What follows is a set of records; repeat all of them exactly.

- [Data for the task]
++++++++++
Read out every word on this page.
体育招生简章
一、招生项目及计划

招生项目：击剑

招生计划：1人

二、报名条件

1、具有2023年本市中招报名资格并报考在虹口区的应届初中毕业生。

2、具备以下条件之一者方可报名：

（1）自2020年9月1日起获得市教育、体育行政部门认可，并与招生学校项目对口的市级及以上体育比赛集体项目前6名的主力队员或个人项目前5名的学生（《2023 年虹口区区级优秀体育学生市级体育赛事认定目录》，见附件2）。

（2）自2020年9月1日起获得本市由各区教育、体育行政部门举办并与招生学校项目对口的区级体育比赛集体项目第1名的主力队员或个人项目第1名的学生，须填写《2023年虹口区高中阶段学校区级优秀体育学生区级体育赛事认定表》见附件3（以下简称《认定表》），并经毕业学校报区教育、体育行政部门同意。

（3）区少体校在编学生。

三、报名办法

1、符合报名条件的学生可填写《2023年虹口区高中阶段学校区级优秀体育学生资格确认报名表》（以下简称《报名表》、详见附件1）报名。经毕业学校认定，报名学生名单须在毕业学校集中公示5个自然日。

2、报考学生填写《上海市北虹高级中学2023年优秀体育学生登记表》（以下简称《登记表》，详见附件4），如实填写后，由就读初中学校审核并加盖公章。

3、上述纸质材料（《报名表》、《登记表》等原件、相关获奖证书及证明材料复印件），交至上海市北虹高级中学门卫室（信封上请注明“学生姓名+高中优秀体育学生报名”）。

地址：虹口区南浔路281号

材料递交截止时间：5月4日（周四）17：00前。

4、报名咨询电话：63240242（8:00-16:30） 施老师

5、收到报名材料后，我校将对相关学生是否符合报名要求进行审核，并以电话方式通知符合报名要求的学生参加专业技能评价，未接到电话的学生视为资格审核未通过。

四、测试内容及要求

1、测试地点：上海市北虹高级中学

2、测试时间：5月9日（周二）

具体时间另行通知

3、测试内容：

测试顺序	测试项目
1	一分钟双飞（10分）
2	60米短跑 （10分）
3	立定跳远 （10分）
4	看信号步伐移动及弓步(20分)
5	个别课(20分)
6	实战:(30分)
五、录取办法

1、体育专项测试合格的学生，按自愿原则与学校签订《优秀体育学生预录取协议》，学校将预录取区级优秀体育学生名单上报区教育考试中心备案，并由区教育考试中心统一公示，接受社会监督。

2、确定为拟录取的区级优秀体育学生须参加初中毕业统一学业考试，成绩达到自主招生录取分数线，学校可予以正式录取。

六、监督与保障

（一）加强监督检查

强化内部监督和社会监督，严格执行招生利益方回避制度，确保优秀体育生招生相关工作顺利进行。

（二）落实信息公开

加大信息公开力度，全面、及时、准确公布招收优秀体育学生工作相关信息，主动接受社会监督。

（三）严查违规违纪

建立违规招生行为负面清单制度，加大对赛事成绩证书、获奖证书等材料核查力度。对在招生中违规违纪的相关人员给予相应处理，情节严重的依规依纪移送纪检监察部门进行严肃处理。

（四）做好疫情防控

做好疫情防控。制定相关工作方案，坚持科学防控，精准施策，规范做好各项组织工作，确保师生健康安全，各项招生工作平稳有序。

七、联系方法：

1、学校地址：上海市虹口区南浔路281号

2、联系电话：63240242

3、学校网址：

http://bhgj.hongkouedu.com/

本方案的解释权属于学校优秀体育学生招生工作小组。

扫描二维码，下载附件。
++++++++++
- [Final result]
Read out every word on this page.
体育招生简章
一、招生项目及计划

招生项目：击剑

招生计划：1人

二、报名条件

1、具有2023年本市中招报名资格并报考在虹口区的应届初中毕业生。

2、具备以下条件之一者方可报名：

（1）自2020年9月1日起获得市教育、体育行政部门认可，并与招生学校项目对口的市级及以上体育比赛集体项目前6名的主力队员或个人项目前5名的学生（《2023 年虹口区区级优秀体育学生市级体育赛事认定目录》，见附件2）。

（2）自2020年9月1日起获得本市由各区教育、体育行政部门举办并与招生学校项目对口的区级体育比赛集体项目第1名的主力队员或个人项目第1名的学生，须填写《2023年虹口区高中阶段学校区级优秀体育学生区级体育赛事认定表》见附件3（以下简称《认定表》），并经毕业学校报区教育、体育行政部门同意。

（3）区少体校在编学生。

三、报名办法

1、符合报名条件的学生可填写《2023年虹口区高中阶段学校区级优秀体育学生资格确认报名表》（以下简称《报名表》、详见附件1）报名。经毕业学校认定，报名学生名单须在毕业学校集中公示5个自然日。

2、报考学生填写《上海市北虹高级中学2023年优秀体育学生登记表》（以下简称《登记表》，详见附件4），如实填写后，由就读初中学校审核并加盖公章。

3、上述纸质材料（《报名表》、《登记表》等原件、相关获奖证书及证明材料复印件），交至上海市北虹高级中学门卫室（信封上请注明“学生姓名+高中优秀体育学生报名”）。

地址：虹口区南浔路281号

材料递交截止时间：5月4日（周四）17：00前。

4、报名咨询电话：63240242（8:00-16:30） 施老师

5、收到报名材料后，我校将对相关学生是否符合报名要求进行审核，并以电话方式通知符合报名要求的学生参加专业技能评价，未接到电话的学生视为资格审核未通过。

四、测试内容及要求

1、测试地点：上海市北虹高级中学

2、测试时间：5月9日（周二）

具体时间另行通知

3、测试内容：

测试顺序	测试项目
1	一分钟双飞（10分）
2	60米短跑 （10分）
3	立定跳远 （10分）
4	看信号步伐移动及弓步(20分)
5	个别课(20分)
6	实战:(30分)
五、录取办法

1、体育专项测试合格的学生，按自愿原则与学校签订《优秀体育学生预录取协议》，学校将预录取区级优秀体育学生名单上报区教育考试中心备案，并由区教育考试中心统一公示，接受社会监督。

2、确定为拟录取的区级优秀体育学生须参加初中毕业统一学业考试，成绩达到自主招生录取分数线，学校可予以正式录取。

六、监督与保障

（一）加强监督检查

强化内部监督和社会监督，严格执行招生利益方回避制度，确保优秀体育生招生相关工作顺利进行。

（二）落实信息公开

加大信息公开力度，全面、及时、准确公布招收优秀体育学生工作相关信息，主动接受社会监督。

（三）严查违规违纪

建立违规招生行为负面清单制度，加大对赛事成绩证书、获奖证书等材料核查力度。对在招生中违规违纪的相关人员给予相应处理，情节严重的依规依纪移送纪检监察部门进行严肃处理。

（四）做好疫情防控

做好疫情防控。制定相关工作方案，坚持科学防控，精准施策，规范做好各项组织工作，确保师生健康安全，各项招生工作平稳有序。

七、联系方法：

1、学校地址：上海市虹口区南浔路281号

2、联系电话：63240242

3、学校网址：

http://bhgj.hongkouedu.com/

本方案的解释权属于学校优秀体育学生招生工作小组。

扫描二维码，下载附件。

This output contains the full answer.